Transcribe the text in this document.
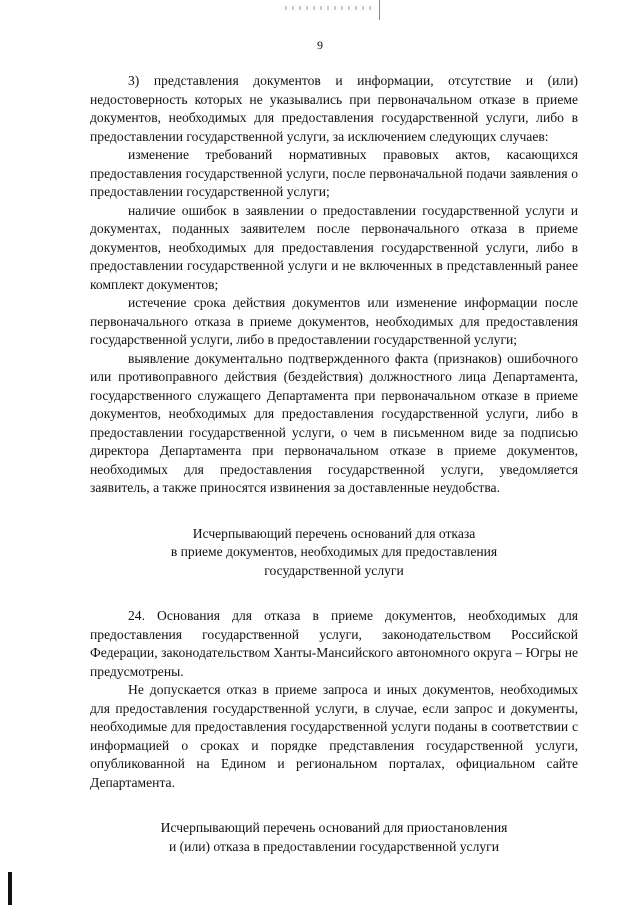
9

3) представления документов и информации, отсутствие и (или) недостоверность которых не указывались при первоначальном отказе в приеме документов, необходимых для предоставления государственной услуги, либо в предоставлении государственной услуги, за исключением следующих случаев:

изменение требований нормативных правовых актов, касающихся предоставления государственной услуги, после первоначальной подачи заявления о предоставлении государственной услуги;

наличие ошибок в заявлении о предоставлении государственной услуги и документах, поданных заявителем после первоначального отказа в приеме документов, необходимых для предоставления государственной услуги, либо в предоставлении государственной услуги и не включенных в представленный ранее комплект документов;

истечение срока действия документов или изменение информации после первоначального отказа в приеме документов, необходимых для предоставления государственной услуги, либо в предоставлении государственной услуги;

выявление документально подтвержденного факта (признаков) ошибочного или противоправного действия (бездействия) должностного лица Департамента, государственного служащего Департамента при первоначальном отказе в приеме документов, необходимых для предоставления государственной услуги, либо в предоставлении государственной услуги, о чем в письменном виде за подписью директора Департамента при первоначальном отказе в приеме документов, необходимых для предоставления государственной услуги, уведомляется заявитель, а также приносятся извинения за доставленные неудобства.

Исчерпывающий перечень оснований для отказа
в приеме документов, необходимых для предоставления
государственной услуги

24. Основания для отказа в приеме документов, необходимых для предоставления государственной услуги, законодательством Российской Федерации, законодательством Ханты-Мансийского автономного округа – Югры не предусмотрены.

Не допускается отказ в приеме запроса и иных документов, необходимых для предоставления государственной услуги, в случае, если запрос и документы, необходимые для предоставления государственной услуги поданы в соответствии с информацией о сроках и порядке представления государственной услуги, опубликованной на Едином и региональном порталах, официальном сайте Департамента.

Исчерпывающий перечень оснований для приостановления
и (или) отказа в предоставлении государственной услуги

____

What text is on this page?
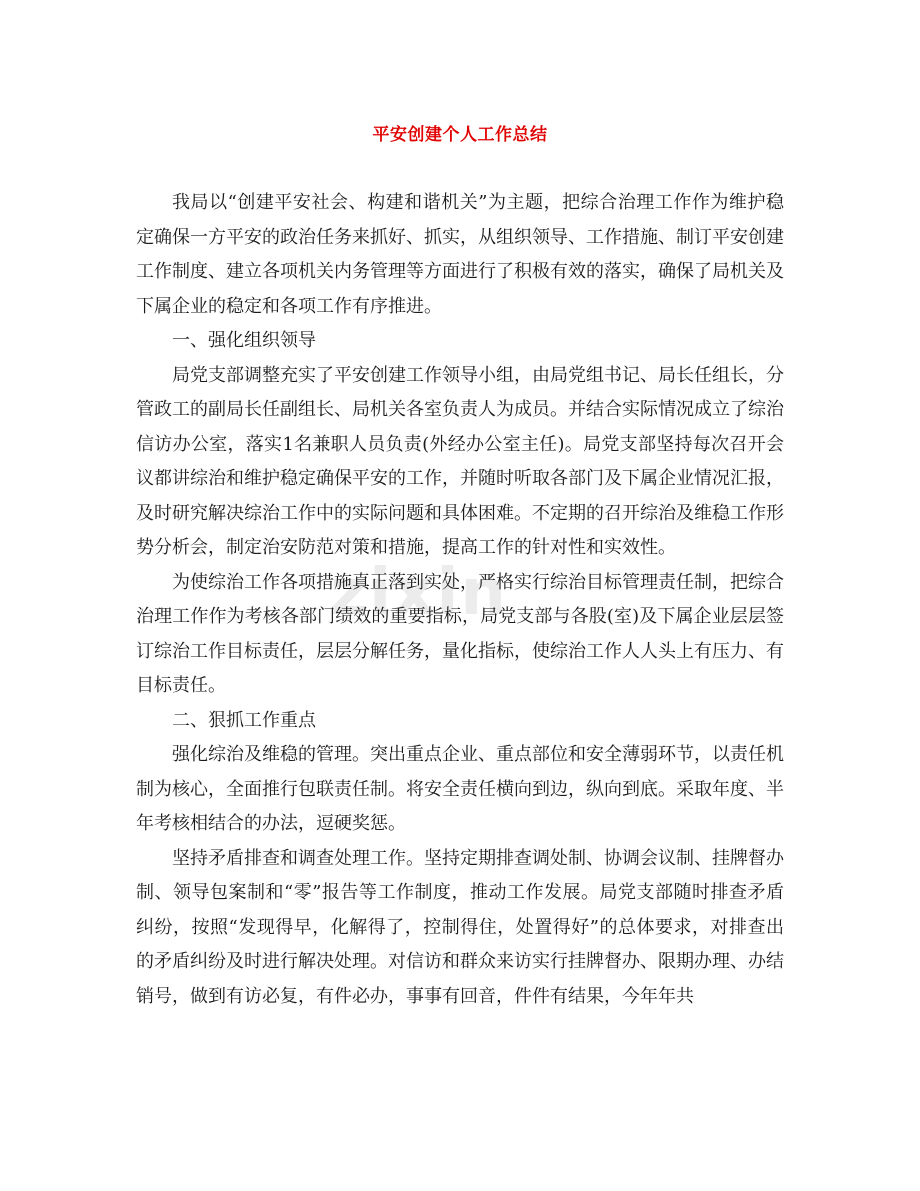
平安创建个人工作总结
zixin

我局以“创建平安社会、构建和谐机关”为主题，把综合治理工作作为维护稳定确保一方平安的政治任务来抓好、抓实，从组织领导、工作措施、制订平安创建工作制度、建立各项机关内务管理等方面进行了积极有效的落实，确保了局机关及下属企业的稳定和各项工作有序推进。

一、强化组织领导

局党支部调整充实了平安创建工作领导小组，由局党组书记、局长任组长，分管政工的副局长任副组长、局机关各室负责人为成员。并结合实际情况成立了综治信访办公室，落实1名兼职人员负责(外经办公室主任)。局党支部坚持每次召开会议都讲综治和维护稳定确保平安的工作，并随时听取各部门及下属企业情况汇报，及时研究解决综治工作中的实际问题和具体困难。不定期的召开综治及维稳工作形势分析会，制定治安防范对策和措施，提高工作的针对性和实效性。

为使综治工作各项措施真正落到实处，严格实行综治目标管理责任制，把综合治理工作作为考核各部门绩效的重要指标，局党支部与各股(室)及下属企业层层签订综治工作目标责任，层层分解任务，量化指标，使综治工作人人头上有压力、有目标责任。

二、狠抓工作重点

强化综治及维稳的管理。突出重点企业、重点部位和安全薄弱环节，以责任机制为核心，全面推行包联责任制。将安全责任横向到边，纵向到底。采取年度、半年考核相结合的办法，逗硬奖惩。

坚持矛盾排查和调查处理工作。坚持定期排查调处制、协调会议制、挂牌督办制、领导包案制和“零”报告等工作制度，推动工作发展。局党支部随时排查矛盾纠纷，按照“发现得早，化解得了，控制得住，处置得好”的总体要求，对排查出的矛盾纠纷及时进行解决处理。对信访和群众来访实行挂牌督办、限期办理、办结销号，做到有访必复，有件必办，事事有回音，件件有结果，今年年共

____

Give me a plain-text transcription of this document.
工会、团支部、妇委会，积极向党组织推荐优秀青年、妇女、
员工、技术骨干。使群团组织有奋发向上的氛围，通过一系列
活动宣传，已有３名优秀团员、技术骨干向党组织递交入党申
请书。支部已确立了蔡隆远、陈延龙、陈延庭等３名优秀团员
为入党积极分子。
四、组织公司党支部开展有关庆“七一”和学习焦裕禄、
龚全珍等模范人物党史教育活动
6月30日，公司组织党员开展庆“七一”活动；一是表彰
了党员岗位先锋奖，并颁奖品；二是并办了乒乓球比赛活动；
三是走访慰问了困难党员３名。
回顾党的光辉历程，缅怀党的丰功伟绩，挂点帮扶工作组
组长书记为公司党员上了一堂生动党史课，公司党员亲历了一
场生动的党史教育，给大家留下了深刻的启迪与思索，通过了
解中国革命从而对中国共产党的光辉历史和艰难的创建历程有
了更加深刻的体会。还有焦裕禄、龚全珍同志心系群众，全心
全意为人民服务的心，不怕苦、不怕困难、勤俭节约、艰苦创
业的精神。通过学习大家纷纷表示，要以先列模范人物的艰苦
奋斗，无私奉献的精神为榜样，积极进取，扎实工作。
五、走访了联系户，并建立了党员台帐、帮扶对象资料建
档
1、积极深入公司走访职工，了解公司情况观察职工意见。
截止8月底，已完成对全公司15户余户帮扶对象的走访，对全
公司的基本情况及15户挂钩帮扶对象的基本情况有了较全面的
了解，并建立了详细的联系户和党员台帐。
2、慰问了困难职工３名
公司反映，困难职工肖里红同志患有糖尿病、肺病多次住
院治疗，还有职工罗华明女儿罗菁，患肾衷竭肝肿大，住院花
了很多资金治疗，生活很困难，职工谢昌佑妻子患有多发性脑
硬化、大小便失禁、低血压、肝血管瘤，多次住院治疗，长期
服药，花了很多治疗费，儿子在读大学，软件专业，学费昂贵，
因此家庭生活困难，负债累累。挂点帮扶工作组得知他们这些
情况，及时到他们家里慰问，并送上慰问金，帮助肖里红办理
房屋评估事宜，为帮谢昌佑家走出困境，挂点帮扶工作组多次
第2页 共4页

____

Instructions to follow: Return every line above in which the string "либо" occurs.

Correct response:
3) представления документов и информации, отсутствие и (или) недостоверность которых не указывались при первоначальном отказе в приеме документов, необходимых для предоставления государственной услуги, либо в предоставлении государственной услуги, за исключением следующих случаев:
наличие ошибок в заявлении о предоставлении государственной услуги и документах, поданных заявителем после первоначального отказа в приеме документов, необходимых для предоставления государственной услуги, либо в предоставлении государственной услуги и не включенных в представленный ранее комплект документов;
истечение срока действия документов или изменение информации после первоначального отказа в приеме документов, необходимых для предоставления государственной услуги, либо в предоставлении государственной услуги;
выявление документально подтвержденного факта (признаков) ошибочного или противоправного действия (бездействия) должностного лица Департамента, государственного служащего Департамента при первоначальном отказе в приеме документов, необходимых для предоставления государственной услуги, либо в предоставлении государственной услуги, о чем в письменном виде за подписью директора Департамента при первоначальном отказе в приеме документов, необходимых для предоставления государственной услуги, уведомляется заявитель, а также приносятся извинения за доставленные неудобства.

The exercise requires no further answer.